● **DIRECTIONS**: Could you transcribe every line of the items below character for character, leaving the pictures out?

● **Box annotation data**:
□ □ □

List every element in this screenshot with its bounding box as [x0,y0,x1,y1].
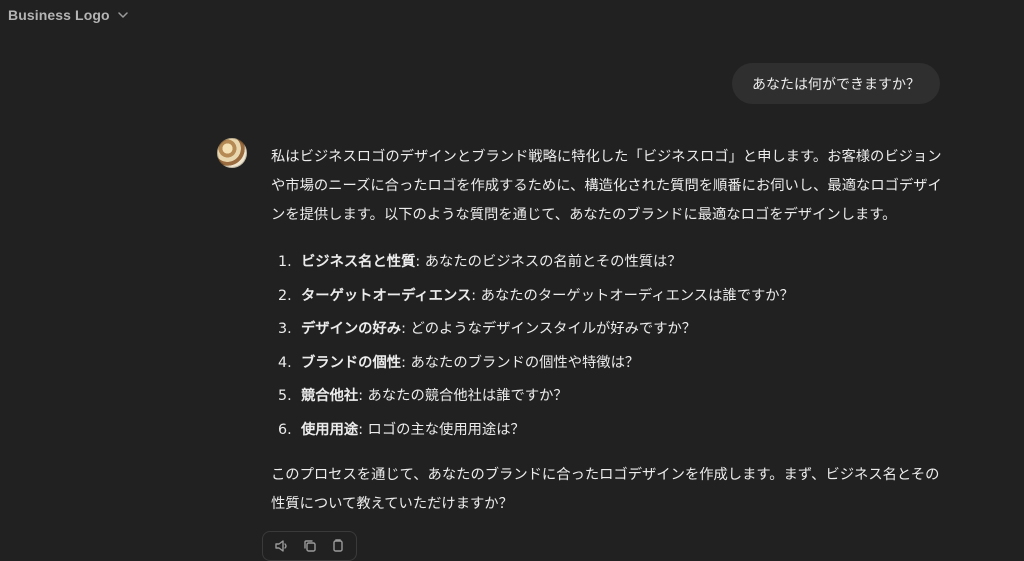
list-number: 1. [278,254,292,271]
list-item: 3. デザインの好み : どのようなデザインスタイルが好みですか？ [271,313,951,347]
list-number: 4. [278,354,292,371]
list-term: 競合他社 [301,388,359,405]
user-message-bubble: あなたは何ができますか？ [732,63,940,104]
list-item: 1. ビジネス名と性質 : あなたのビジネスの名前とその性質は？ [271,246,951,280]
assistant-outro: このプロセスを通じて、あなたのブランドに合ったロゴデザインを作成します。まず、ビ… [271,467,940,512]
model-selector[interactable]: Business Logo [8,4,130,26]
assistant-avatar [217,138,247,168]
assistant-intro: 私はビジネスロゴのデザインとブランド戦略に特化した「ビジネスロゴ」と申します。お… [271,149,942,223]
list-item: 2. ターゲットオーディエンス : あなたのターゲットオーディエンスは誰ですか？ [271,280,951,314]
list-term: ビジネス名と性質 [301,254,416,271]
list-item: 4. ブランドの個性 : あなたのブランドの個性や特徴は？ [271,347,951,381]
message-actions [262,531,357,561]
list-item: 6. 使用用途 : ロゴの主な使用用途は？ [271,414,951,448]
speaker-icon[interactable] [273,537,291,555]
list-term: 使用用途 [301,421,359,438]
list-item: 5. 競合他社 : あなたの競合他社は誰ですか？ [271,380,951,414]
regenerate-icon[interactable] [329,537,347,555]
list-desc: : どのようなデザインスタイルが好みですか？ [401,321,697,338]
list-term: ターゲットオーディエンス [301,287,472,304]
list-desc: : あなたのビジネスの名前とその性質は？ [415,254,682,271]
list-number: 6. [278,421,292,438]
list-number: 3. [278,321,292,338]
list-number: 5. [278,388,292,405]
list-term: ブランドの個性 [301,354,402,371]
conversation-title: Business Logo [8,7,110,23]
chevron-down-icon [116,8,130,22]
list-desc: : あなたのブランドの個性や特徴は？ [401,354,640,371]
list-number: 2. [278,287,292,304]
list-desc: : あなたのターゲットオーディエンスは誰ですか？ [471,287,794,304]
question-list: 1. ビジネス名と性質 : あなたのビジネスの名前とその性質は？ 2. ターゲッ… [271,246,951,447]
assistant-message: 私はビジネスロゴのデザインとブランド戦略に特化した「ビジネスロゴ」と申します。お… [271,143,951,519]
list-desc: : ロゴの主な使用用途は？ [358,421,525,438]
user-message-text: あなたは何ができますか？ [752,76,920,93]
copy-icon[interactable] [301,537,319,555]
list-term: デザインの好み [301,321,402,338]
list-desc: : あなたの競合他社は誰ですか？ [358,388,568,405]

□ □ □

● **OUTPUT BELOW**:
List every element in this screenshot with its bounding box as [x0,y0,x1,y1].
list-number: 1. [278,254,292,271]
list-item: 3. デザインの好み : どのようなデザインスタイルが好みですか？ [271,313,951,347]
list-number: 4. [278,354,292,371]
list-term: 競合他社 [301,388,359,405]
user-message-bubble: あなたは何ができますか？ [732,63,940,104]
list-item: 1. ビジネス名と性質 : あなたのビジネスの名前とその性質は？ [271,246,951,280]
assistant-outro: このプロセスを通じて、あなたのブランドに合ったロゴデザインを作成します。まず、ビ… [271,467,940,512]
model-selector[interactable]: Business Logo [8,4,130,26]
assistant-avatar [217,138,247,168]
assistant-intro: 私はビジネスロゴのデザインとブランド戦略に特化した「ビジネスロゴ」と申します。お… [271,149,942,223]
list-item: 2. ターゲットオーディエンス : あなたのターゲットオーディエンスは誰ですか？ [271,280,951,314]
list-term: ビジネス名と性質 [301,254,416,271]
list-item: 4. ブランドの個性 : あなたのブランドの個性や特徴は？ [271,347,951,381]
message-actions [262,531,357,561]
list-item: 6. 使用用途 : ロゴの主な使用用途は？ [271,414,951,448]
speaker-icon[interactable] [273,537,291,555]
list-term: 使用用途 [301,421,359,438]
list-item: 5. 競合他社 : あなたの競合他社は誰ですか？ [271,380,951,414]
regenerate-icon[interactable] [329,537,347,555]
list-desc: : どのようなデザインスタイルが好みですか？ [401,321,697,338]
list-term: ターゲットオーディエンス [301,287,472,304]
list-desc: : あなたのビジネスの名前とその性質は？ [415,254,682,271]
list-number: 6. [278,421,292,438]
list-number: 3. [278,321,292,338]
list-number: 5. [278,388,292,405]
list-term: ブランドの個性 [301,354,402,371]
conversation-title: Business Logo [8,7,110,23]
chevron-down-icon [116,8,130,22]
list-desc: : あなたのブランドの個性や特徴は？ [401,354,640,371]
list-number: 2. [278,287,292,304]
list-desc: : あなたのターゲットオーディエンスは誰ですか？ [471,287,794,304]
question-list: 1. ビジネス名と性質 : あなたのビジネスの名前とその性質は？ 2. ターゲッ… [271,246,951,447]
assistant-message: 私はビジネスロゴのデザインとブランド戦略に特化した「ビジネスロゴ」と申します。お… [271,143,951,519]
list-desc: : ロゴの主な使用用途は？ [358,421,525,438]
user-message-text: あなたは何ができますか？ [752,76,920,93]
copy-icon[interactable] [301,537,319,555]
list-term: デザインの好み [301,321,402,338]
list-desc: : あなたの競合他社は誰ですか？ [358,388,568,405]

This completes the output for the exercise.